— Work to do —
Can you print every record below exactly as written?
★ ★ ★ ★ ★
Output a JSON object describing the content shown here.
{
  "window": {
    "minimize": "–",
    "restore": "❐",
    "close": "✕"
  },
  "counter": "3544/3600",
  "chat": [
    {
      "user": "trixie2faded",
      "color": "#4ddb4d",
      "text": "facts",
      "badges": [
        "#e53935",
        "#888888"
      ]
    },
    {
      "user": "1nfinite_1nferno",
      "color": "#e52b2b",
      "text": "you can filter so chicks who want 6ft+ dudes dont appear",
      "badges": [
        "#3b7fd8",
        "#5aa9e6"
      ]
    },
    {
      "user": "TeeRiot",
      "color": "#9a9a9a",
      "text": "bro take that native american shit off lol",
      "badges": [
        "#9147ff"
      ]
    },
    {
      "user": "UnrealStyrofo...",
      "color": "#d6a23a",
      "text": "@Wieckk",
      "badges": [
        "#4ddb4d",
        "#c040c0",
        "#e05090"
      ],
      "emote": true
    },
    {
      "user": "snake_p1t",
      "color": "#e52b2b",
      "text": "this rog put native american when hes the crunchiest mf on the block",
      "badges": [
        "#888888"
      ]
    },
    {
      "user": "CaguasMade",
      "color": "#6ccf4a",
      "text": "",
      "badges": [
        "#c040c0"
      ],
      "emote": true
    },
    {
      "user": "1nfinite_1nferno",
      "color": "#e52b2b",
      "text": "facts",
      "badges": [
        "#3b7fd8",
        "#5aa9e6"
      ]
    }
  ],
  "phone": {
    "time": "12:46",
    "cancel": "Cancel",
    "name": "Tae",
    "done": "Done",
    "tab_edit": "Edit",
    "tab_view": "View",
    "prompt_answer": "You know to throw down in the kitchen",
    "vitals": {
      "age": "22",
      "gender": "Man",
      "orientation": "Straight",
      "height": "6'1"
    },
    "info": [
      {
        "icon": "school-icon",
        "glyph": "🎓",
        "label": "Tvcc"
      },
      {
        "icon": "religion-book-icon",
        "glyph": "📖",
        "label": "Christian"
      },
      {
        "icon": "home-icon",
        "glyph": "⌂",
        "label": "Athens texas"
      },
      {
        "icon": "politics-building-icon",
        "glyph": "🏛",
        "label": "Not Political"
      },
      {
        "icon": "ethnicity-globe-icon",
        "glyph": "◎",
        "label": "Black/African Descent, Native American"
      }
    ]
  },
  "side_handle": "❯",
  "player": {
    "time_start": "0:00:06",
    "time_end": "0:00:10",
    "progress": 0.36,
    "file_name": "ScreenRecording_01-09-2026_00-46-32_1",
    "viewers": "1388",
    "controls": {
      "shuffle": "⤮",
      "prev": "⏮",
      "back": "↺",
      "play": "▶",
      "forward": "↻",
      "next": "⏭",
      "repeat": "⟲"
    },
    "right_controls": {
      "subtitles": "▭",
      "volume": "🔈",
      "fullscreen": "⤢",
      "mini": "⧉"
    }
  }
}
★ ★ ★ ★ ★
— Solved exercise —
Output a JSON object describing the content shown here.
{
  "window": {
    "minimize": "–",
    "restore": "❐",
    "close": "✕"
  },
  "counter": "3544/3600",
  "chat": [
    {
      "user": "trixie2faded",
      "color": "#4ddb4d",
      "text": "facts",
      "badges": [
        "#e53935",
        "#888888"
      ]
    },
    {
      "user": "1nfinite_1nferno",
      "color": "#e52b2b",
      "text": "you can filter so chicks who want 6ft+ dudes dont appear",
      "badges": [
        "#3b7fd8",
        "#5aa9e6"
      ]
    },
    {
      "user": "TeeRiot",
      "color": "#9a9a9a",
      "text": "bro take that native american shit off lol",
      "badges": [
        "#9147ff"
      ]
    },
    {
      "user": "UnrealStyrofo...",
      "color": "#d6a23a",
      "text": "@Wieckk",
      "badges": [
        "#4ddb4d",
        "#c040c0",
        "#e05090"
      ],
      "emote": true
    },
    {
      "user": "snake_p1t",
      "color": "#e52b2b",
      "text": "this rog put native american when hes the crunchiest mf on the block",
      "badges": [
        "#888888"
      ]
    },
    {
      "user": "CaguasMade",
      "color": "#6ccf4a",
      "text": "",
      "badges": [
        "#c040c0"
      ],
      "emote": true
    },
    {
      "user": "1nfinite_1nferno",
      "color": "#e52b2b",
      "text": "facts",
      "badges": [
        "#3b7fd8",
        "#5aa9e6"
      ]
    }
  ],
  "phone": {
    "time": "12:46",
    "cancel": "Cancel",
    "name": "Tae",
    "done": "Done",
    "tab_edit": "Edit",
    "tab_view": "View",
    "prompt_answer": "You know to throw down in the kitchen",
    "vitals": {
      "age": "22",
      "gender": "Man",
      "orientation": "Straight",
      "height": "6'1"
    },
    "info": [
      {
        "icon": "school-icon",
        "glyph": "🎓",
        "label": "Tvcc"
      },
      {
        "icon": "religion-book-icon",
        "glyph": "📖",
        "label": "Christian"
      },
      {
        "icon": "home-icon",
        "glyph": "⌂",
        "label": "Athens texas"
      },
      {
        "icon": "politics-building-icon",
        "glyph": "🏛",
        "label": "Not Political"
      },
      {
        "icon": "ethnicity-globe-icon",
        "glyph": "◎",
        "label": "Black/African Descent, Native American"
      }
    ]
  },
  "side_handle": "❯",
  "player": {
    "time_start": "0:00:06",
    "time_end": "0:00:10",
    "progress": 0.36,
    "file_name": "ScreenRecording_01-09-2026_00-46-32_1",
    "viewers": "1388",
    "controls": {
      "shuffle": "⤮",
      "prev": "⏮",
      "back": "↺",
      "play": "▶",
      "forward": "↻",
      "next": "⏭",
      "repeat": "⟲"
    },
    "right_controls": {
      "subtitles": "▭",
      "volume": "🔈",
      "fullscreen": "⤢",
      "mini": "⧉"
    }
  }
}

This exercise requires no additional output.